In the entries that follow, how many lines hold the string "frac"? Give only that number.

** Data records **
——————————
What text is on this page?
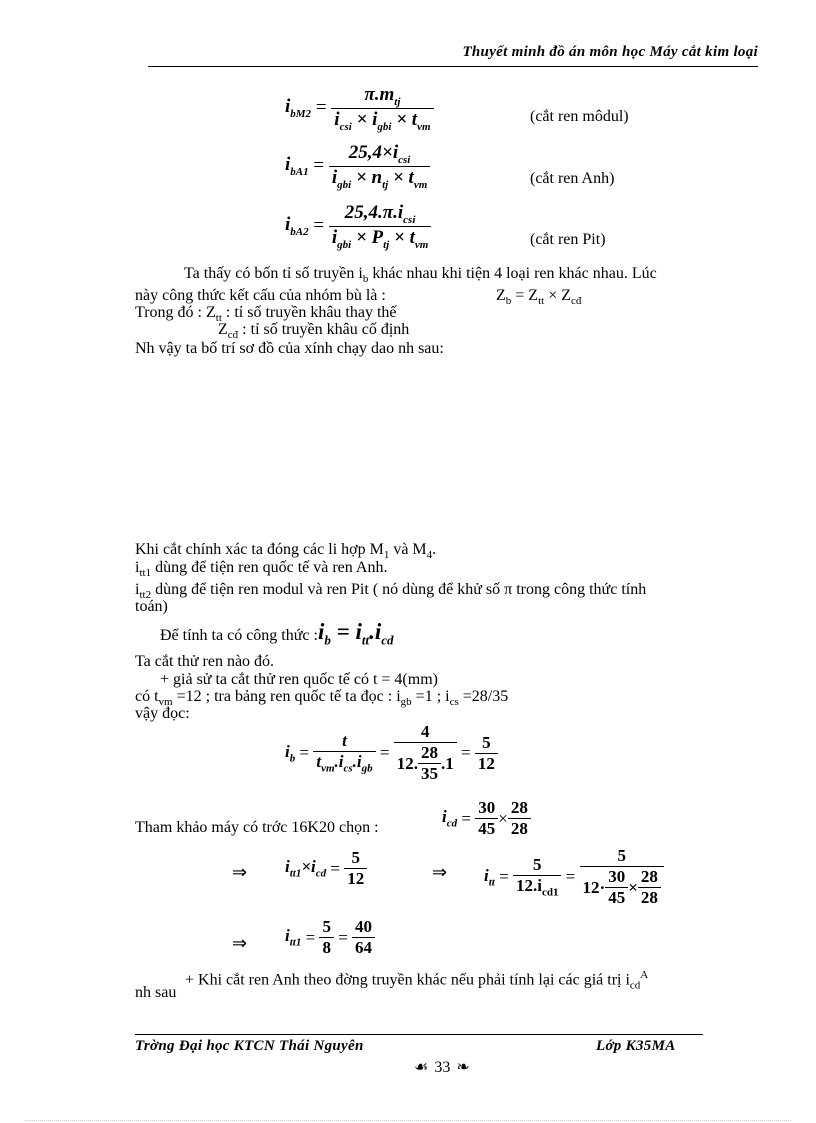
Thuyết minh đồ án môn học Máy cắt kim loại
$i_{bM2} = \frac{\pi.m_{tj}}{i_{csi} \times i_{gbi} \times t_{vm}}$	(cắt ren môdul)
$i_{bA1} = \frac{25,4\times i_{csi}}{i_{gbi} \times n_{tj} \times t_{vm}}$	(cắt ren Anh)
$i_{bA2} = \frac{25,4.\pi.i_{csi}}{i_{gbi} \times P_{tj} \times t_{vm}}$	(cắt ren Pit)
Ta thấy có bốn tỉ số truyền $i_b$ khác nhau khi tiện 4 loại ren khác nhau. Lúc
này công thức kết cấu của nhóm bù là :	$Z_b = Z_{tt} \times Z_{cđ}$
Trong đó : $Z_{tt}$ : tỉ số truyền khâu thay thế
$Z_{cđ}$ : tỉ số truyền khâu cố định
Nh vậy ta bố trí sơ đồ của xính chạy dao nh sau:
Khi cắt chính xác ta đóng các li hợp $M_1$ và $M_4$.
$i_{tt1}$ dùng để tiện ren quốc tế và ren Anh.
$i_{tt2}$ dùng để tiện ren modul và ren Pit ( nó dùng để khử số π trong công thức tính
toán)
Để tính ta có công thức : $i_b = i_{tt}.i_{cd}$
Ta cắt thử ren nào đó.
+ giả sử ta cắt thử ren quốc tế có t = 4(mm)
có $t_{vm} =12$ ; tra bảng ren quốc tế ta đọc : $i_{gb} =1$ ; $i_{cs} =28/35$
vậy đọc:
$i_b = \frac{t}{t_{vm}.i_{cs}.i_{gb}} = \frac{4}{12. \frac{28}{35} .1} = \frac{5}{12}$
Tham khảo máy có trớc 16K20 chọn :
$i_{cd} = \frac{30}{45} \times \frac{28}{28}$
⇒ $i_{tt1}\times i_{cd} = \frac{5}{12}$	⇒ $i_{tt} = \frac{5}{12.i_{cd1}} = \frac{5}{12\cdot \frac{30}{45} \times \frac{28}{28}}$
⇒ $i_{tt1} = \frac{5}{8} = \frac{40}{64}$
+ Khi cắt ren Anh theo đờng truyền khác nếu phải tính lại các giá trị $i_{cd}^A$
nh sau
Trờng Đại học KTCN Thái Nguyên	Lớp K35MA
☙ 33 ❧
——————————
** REPLY TO THE TASK **
7